**Exercise aim:** Reproduce the records below exactly, leaving out any pictures.
──────── Records for this exercise
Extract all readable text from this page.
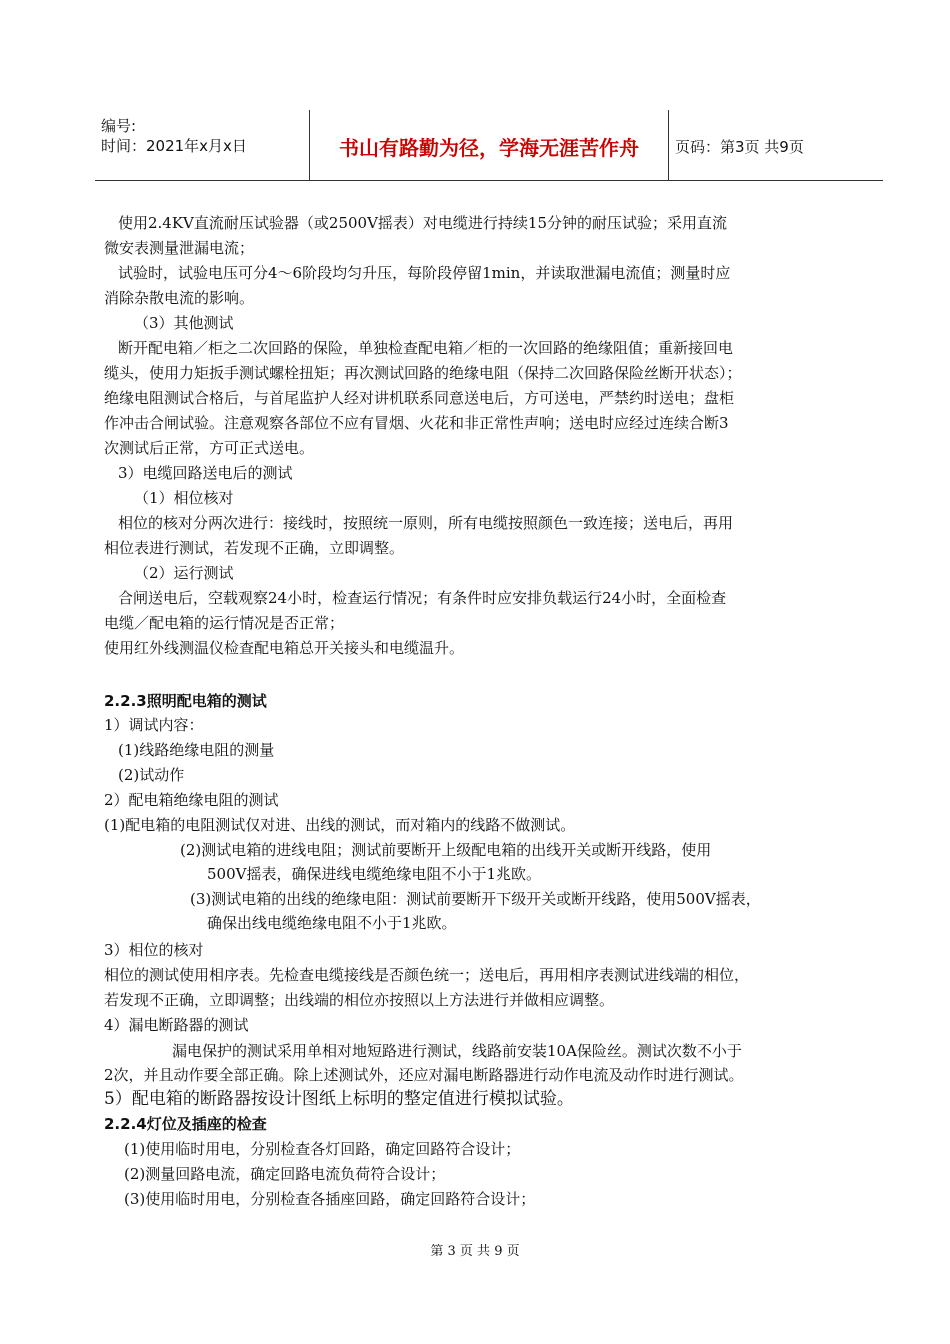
编号:
时间：2021年x月x日	书山有路勤为径，学海无涯苦作舟	页码：第3页 共9页
使用2.4KV直流耐压试验器（或2500V摇表）对电缆进行持续15分钟的耐压试验；采用直流
微安表测量泄漏电流；
试验时，试验电压可分4～6阶段均匀升压，每阶段停留1min，并读取泄漏电流值；测量时应
消除杂散电流的影响。
（3）其他测试
断开配电箱／柜之二次回路的保险，单独检查配电箱／柜的一次回路的绝缘阻值；重新接回电
缆头，使用力矩扳手测试螺栓扭矩；再次测试回路的绝缘电阻（保持二次回路保险丝断开状态）；
绝缘电阻测试合格后，与首尾监护人经对讲机联系同意送电后，方可送电，严禁约时送电；盘柜
作冲击合闸试验。注意观察各部位不应有冒烟、火花和非正常性声响；送电时应经过连续合断3
次测试后正常，方可正式送电。
3）电缆回路送电后的测试
（1）相位核对
相位的核对分两次进行：接线时，按照统一原则，所有电缆按照颜色一致连接；送电后，再用
相位表进行测试，若发现不正确，立即调整。
（2）运行测试
合闸送电后，空载观察24小时，检查运行情况；有条件时应安排负载运行24小时，全面检查
电缆／配电箱的运行情况是否正常；
使用红外线测温仪检查配电箱总开关接头和电缆温升。
2.2.3照明配电箱的测试
1）调试内容：
(1)线路绝缘电阻的测量
(2)试动作
2）配电箱绝缘电阻的测试
(1)配电箱的电阻测试仅对进、出线的测试，而对箱内的线路不做测试。
(2)测试电箱的进线电阻；测试前要断开上级配电箱的出线开关或断开线路，使用
500V摇表，确保进线电缆绝缘电阻不小于1兆欧。
(3)测试电箱的出线的绝缘电阻：测试前要断开下级开关或断开线路，使用500V摇表，
确保出线电缆绝缘电阻不小于1兆欧。
3）相位的核对
相位的测试使用相序表。先检查电缆接线是否颜色统一；送电后，再用相序表测试进线端的相位，
若发现不正确，立即调整；出线端的相位亦按照以上方法进行并做相应调整。
4）漏电断路器的测试
漏电保护的测试采用单相对地短路进行测试，线路前安装10A保险丝。测试次数不小于
2次，并且动作要全部正确。除上述测试外，还应对漏电断路器进行动作电流及动作时进行测试。
5）配电箱的断路器按设计图纸上标明的整定值进行模拟试验。
2.2.4灯位及插座的检查
(1)使用临时用电，分别检查各灯回路，确定回路符合设计；
(2)测量回路电流，确定回路电流负荷符合设计；
(3)使用临时用电，分别检查各插座回路，确定回路符合设计；
第 3 页 共 9 页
────────────────
**Task result:**
Extract all readable text from this page.
编号:
时间：2021年x月x日	书山有路勤为径，学海无涯苦作舟	页码：第3页 共9页
使用2.4KV直流耐压试验器（或2500V摇表）对电缆进行持续15分钟的耐压试验；采用直流
微安表测量泄漏电流；
试验时，试验电压可分4～6阶段均匀升压，每阶段停留1min，并读取泄漏电流值；测量时应
消除杂散电流的影响。
（3）其他测试
断开配电箱／柜之二次回路的保险，单独检查配电箱／柜的一次回路的绝缘阻值；重新接回电
缆头，使用力矩扳手测试螺栓扭矩；再次测试回路的绝缘电阻（保持二次回路保险丝断开状态）；
绝缘电阻测试合格后，与首尾监护人经对讲机联系同意送电后，方可送电，严禁约时送电；盘柜
作冲击合闸试验。注意观察各部位不应有冒烟、火花和非正常性声响；送电时应经过连续合断3
次测试后正常，方可正式送电。
3）电缆回路送电后的测试
（1）相位核对
相位的核对分两次进行：接线时，按照统一原则，所有电缆按照颜色一致连接；送电后，再用
相位表进行测试，若发现不正确，立即调整。
（2）运行测试
合闸送电后，空载观察24小时，检查运行情况；有条件时应安排负载运行24小时，全面检查
电缆／配电箱的运行情况是否正常；
使用红外线测温仪检查配电箱总开关接头和电缆温升。
2.2.3照明配电箱的测试
1）调试内容：
(1)线路绝缘电阻的测量
(2)试动作
2）配电箱绝缘电阻的测试
(1)配电箱的电阻测试仅对进、出线的测试，而对箱内的线路不做测试。
(2)测试电箱的进线电阻；测试前要断开上级配电箱的出线开关或断开线路，使用
500V摇表，确保进线电缆绝缘电阻不小于1兆欧。
(3)测试电箱的出线的绝缘电阻：测试前要断开下级开关或断开线路，使用500V摇表，
确保出线电缆绝缘电阻不小于1兆欧。
3）相位的核对
相位的测试使用相序表。先检查电缆接线是否颜色统一；送电后，再用相序表测试进线端的相位，
若发现不正确，立即调整；出线端的相位亦按照以上方法进行并做相应调整。
4）漏电断路器的测试
漏电保护的测试采用单相对地短路进行测试，线路前安装10A保险丝。测试次数不小于
2次，并且动作要全部正确。除上述测试外，还应对漏电断路器进行动作电流及动作时进行测试。
5）配电箱的断路器按设计图纸上标明的整定值进行模拟试验。
2.2.4灯位及插座的检查
(1)使用临时用电，分别检查各灯回路，确定回路符合设计；
(2)测量回路电流，确定回路电流负荷符合设计；
(3)使用临时用电，分别检查各插座回路，确定回路符合设计；
第 3 页 共 9 页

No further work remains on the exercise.